_Short problem_. Restate the material word for word and leave out anything that is a picture.

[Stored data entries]
begin
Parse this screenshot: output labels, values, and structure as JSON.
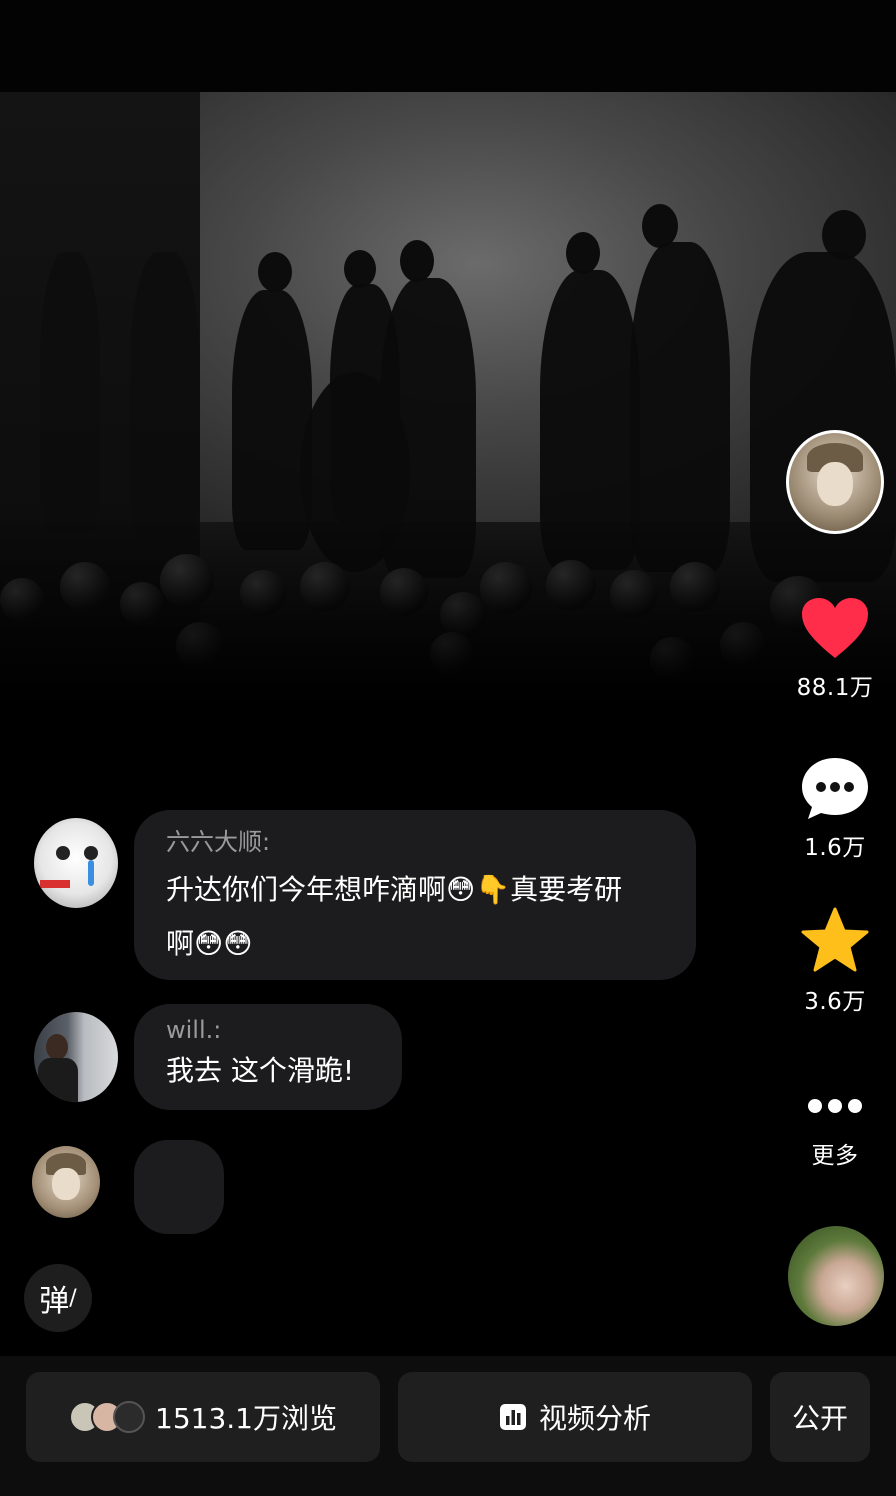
{
  "side": {
    "like_count": "88.1万",
    "comment_count": "1.6万",
    "favorite_count": "3.6万",
    "more_label": "更多"
  },
  "comments": [
    {
      "name": "六六大顺:",
      "line1": "升达你们今年想咋滴啊",
      "emoji1": "😳👇",
      "line1b": "真要考研",
      "line2": "啊",
      "emoji2": "😳😳"
    },
    {
      "name": "will.:",
      "line1": "我去 这个滑跪!"
    }
  ],
  "danmu_label": "弹",
  "bottom": {
    "views": "1513.1万浏览",
    "analysis": "视频分析",
    "public": "公开"
  },
  "colors": {
    "like": "#ff2d4a",
    "star": "#ffbf1a",
    "bubble": "#1c1c1e"
  }
}
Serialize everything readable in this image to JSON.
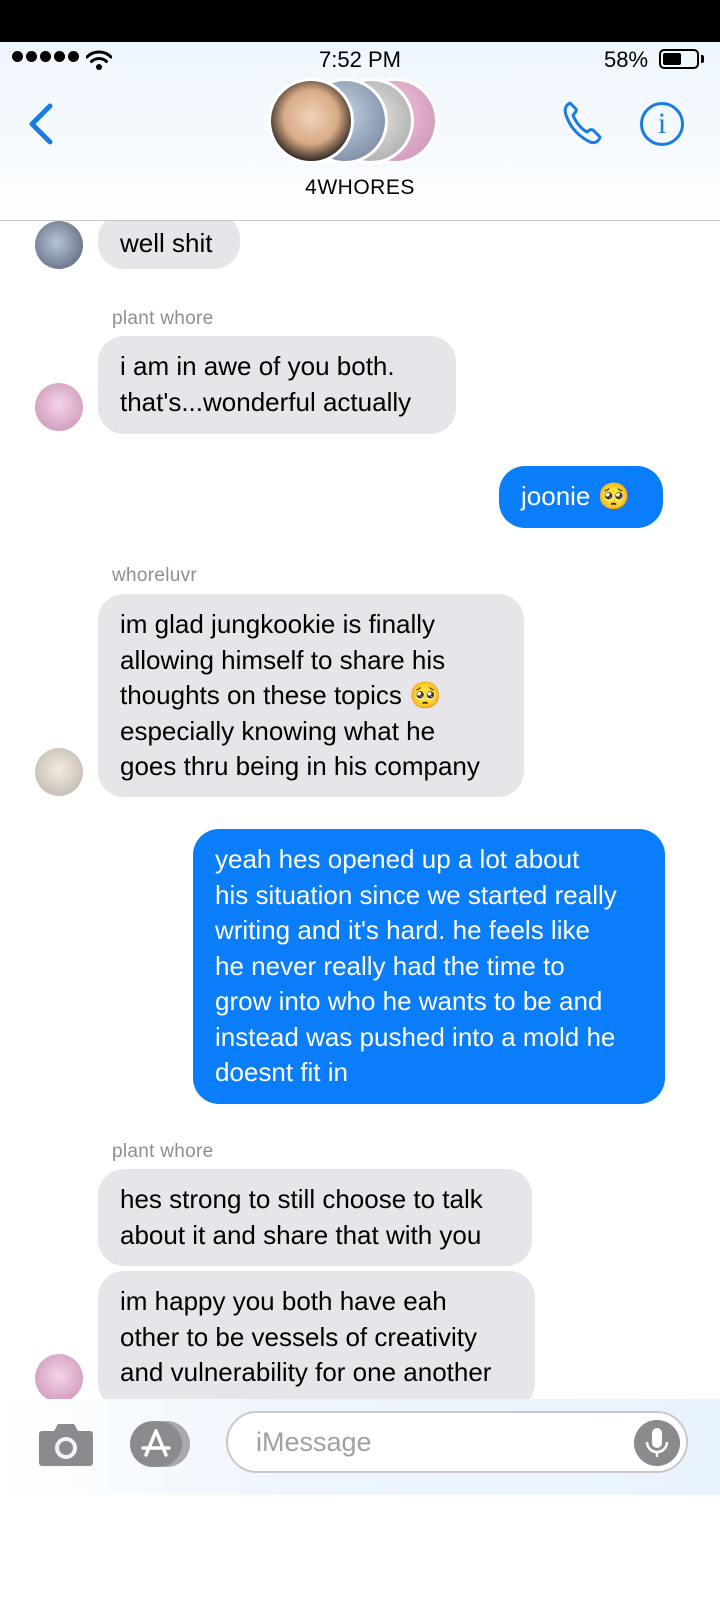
{
  "status_bar": {
    "time": "7:52 PM",
    "battery": "58%"
  },
  "header": {
    "group_name": "4WHORES"
  },
  "messages": [
    {
      "id": "m1",
      "text": "well shit"
    },
    {
      "id": "m2",
      "sender": "plant whore",
      "text": "i am in awe of you both.\nthat's...wonderful actually"
    },
    {
      "id": "m3",
      "text": "joonie 🥺"
    },
    {
      "id": "m4",
      "sender": "whoreluvr",
      "text": "im glad jungkookie is finally\nallowing himself to share his\nthoughts on these topics 🥺\nespecially knowing what he\ngoes thru being in his company"
    },
    {
      "id": "m5",
      "text": "yeah hes opened up a lot about\nhis situation since we started really\nwriting and it's hard. he feels like\nhe never really had the time to\ngrow into who he wants to be and\ninstead was pushed into a mold he\ndoesnt fit in"
    },
    {
      "id": "m6",
      "sender": "plant whore",
      "text": "hes strong to still choose to talk\nabout it and share that with you"
    },
    {
      "id": "m7",
      "text": "im happy you both have eah\nother to be vessels of creativity\nand vulnerability for one another"
    }
  ],
  "composer": {
    "placeholder": "iMessage"
  },
  "colors": {
    "accent": "#1a7ce3",
    "outgoing_bubble": "#0a7dfb",
    "incoming_bubble": "#e5e5ea"
  }
}
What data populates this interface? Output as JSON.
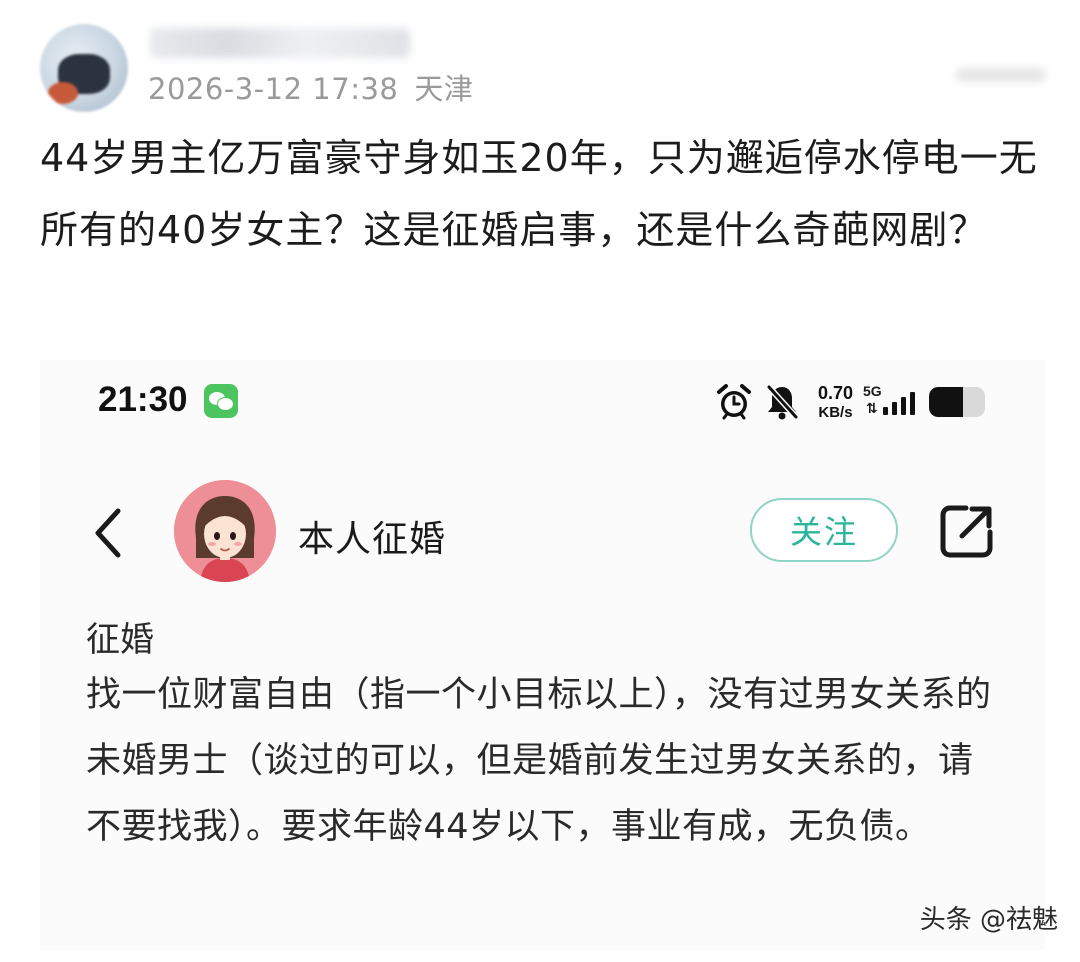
{
  "post": {
    "username_blurred": "",
    "timestamp": "2026-3-12 17:38",
    "location": "天津",
    "text": "44岁男主亿万富豪守身如玉20年，只为邂逅停水停电一无所有的40岁女主？这是征婚启事，还是什么奇葩网剧？"
  },
  "screenshot": {
    "status_bar": {
      "time": "21:30",
      "network_speed_value": "0.70",
      "network_speed_unit": "KB/s",
      "network_type": "5G",
      "signal_bars": 4,
      "battery_level": 0.6,
      "icons": [
        "wechat-icon",
        "alarm-icon",
        "bell-muted-icon",
        "signal-icon",
        "battery-icon"
      ]
    },
    "profile": {
      "name": "本人征婚",
      "follow_label": "关注",
      "accent_color": "#2bb59a"
    },
    "content": {
      "title": "征婚",
      "body": "找一位财富自由（指一个小目标以上），没有过男女关系的未婚男士（谈过的可以，但是婚前发生过男女关系的，请不要找我）。要求年龄44岁以下，事业有成，无负债。"
    }
  },
  "watermark": "头条 @祛魅"
}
end
_Response_.
Parse this screenshot: output labels, values, and structure as JSON.
{
  "side": {
    "like_count": "88.1万",
    "comment_count": "1.6万",
    "favorite_count": "3.6万",
    "more_label": "更多"
  },
  "comments": [
    {
      "name": "六六大顺:",
      "line1": "升达你们今年想咋滴啊",
      "emoji1": "😳👇",
      "line1b": "真要考研",
      "line2": "啊",
      "emoji2": "😳😳"
    },
    {
      "name": "will.:",
      "line1": "我去 这个滑跪!"
    }
  ],
  "danmu_label": "弹",
  "bottom": {
    "views": "1513.1万浏览",
    "analysis": "视频分析",
    "public": "公开"
  },
  "colors": {
    "like": "#ff2d4a",
    "star": "#ffbf1a",
    "bubble": "#1c1c1e"
  }
}
Serialize everything readable in this image to JSON.
{
  "status_bar": {
    "time": "7:52 PM",
    "battery": "58%"
  },
  "header": {
    "group_name": "4WHORES"
  },
  "messages": [
    {
      "id": "m1",
      "text": "well shit"
    },
    {
      "id": "m2",
      "sender": "plant whore",
      "text": "i am in awe of you both.\nthat's...wonderful actually"
    },
    {
      "id": "m3",
      "text": "joonie 🥺"
    },
    {
      "id": "m4",
      "sender": "whoreluvr",
      "text": "im glad jungkookie is finally\nallowing himself to share his\nthoughts on these topics 🥺\nespecially knowing what he\ngoes thru being in his company"
    },
    {
      "id": "m5",
      "text": "yeah hes opened up a lot about\nhis situation since we started really\nwriting and it's hard. he feels like\nhe never really had the time to\ngrow into who he wants to be and\ninstead was pushed into a mold he\ndoesnt fit in"
    },
    {
      "id": "m6",
      "sender": "plant whore",
      "text": "hes strong to still choose to talk\nabout it and share that with you"
    },
    {
      "id": "m7",
      "text": "im happy you both have eah\nother to be vessels of creativity\nand vulnerability for one another"
    }
  ],
  "composer": {
    "placeholder": "iMessage"
  },
  "colors": {
    "accent": "#1a7ce3",
    "outgoing_bubble": "#0a7dfb",
    "incoming_bubble": "#e5e5ea"
  }
}
What data populates this interface? Output as JSON.
{
  "post": {
    "username_blurred": "",
    "timestamp": "2026-3-12 17:38",
    "location": "天津",
    "text": "44岁男主亿万富豪守身如玉20年，只为邂逅停水停电一无所有的40岁女主？这是征婚启事，还是什么奇葩网剧？"
  },
  "screenshot": {
    "status_bar": {
      "time": "21:30",
      "network_speed_value": "0.70",
      "network_speed_unit": "KB/s",
      "network_type": "5G",
      "signal_bars": 4,
      "battery_level": 0.6,
      "icons": [
        "wechat-icon",
        "alarm-icon",
        "bell-muted-icon",
        "signal-icon",
        "battery-icon"
      ]
    },
    "profile": {
      "name": "本人征婚",
      "follow_label": "关注",
      "accent_color": "#2bb59a"
    },
    "content": {
      "title": "征婚",
      "body": "找一位财富自由（指一个小目标以上），没有过男女关系的未婚男士（谈过的可以，但是婚前发生过男女关系的，请不要找我）。要求年龄44岁以下，事业有成，无负债。"
    }
  },
  "watermark": "头条 @祛魅"
}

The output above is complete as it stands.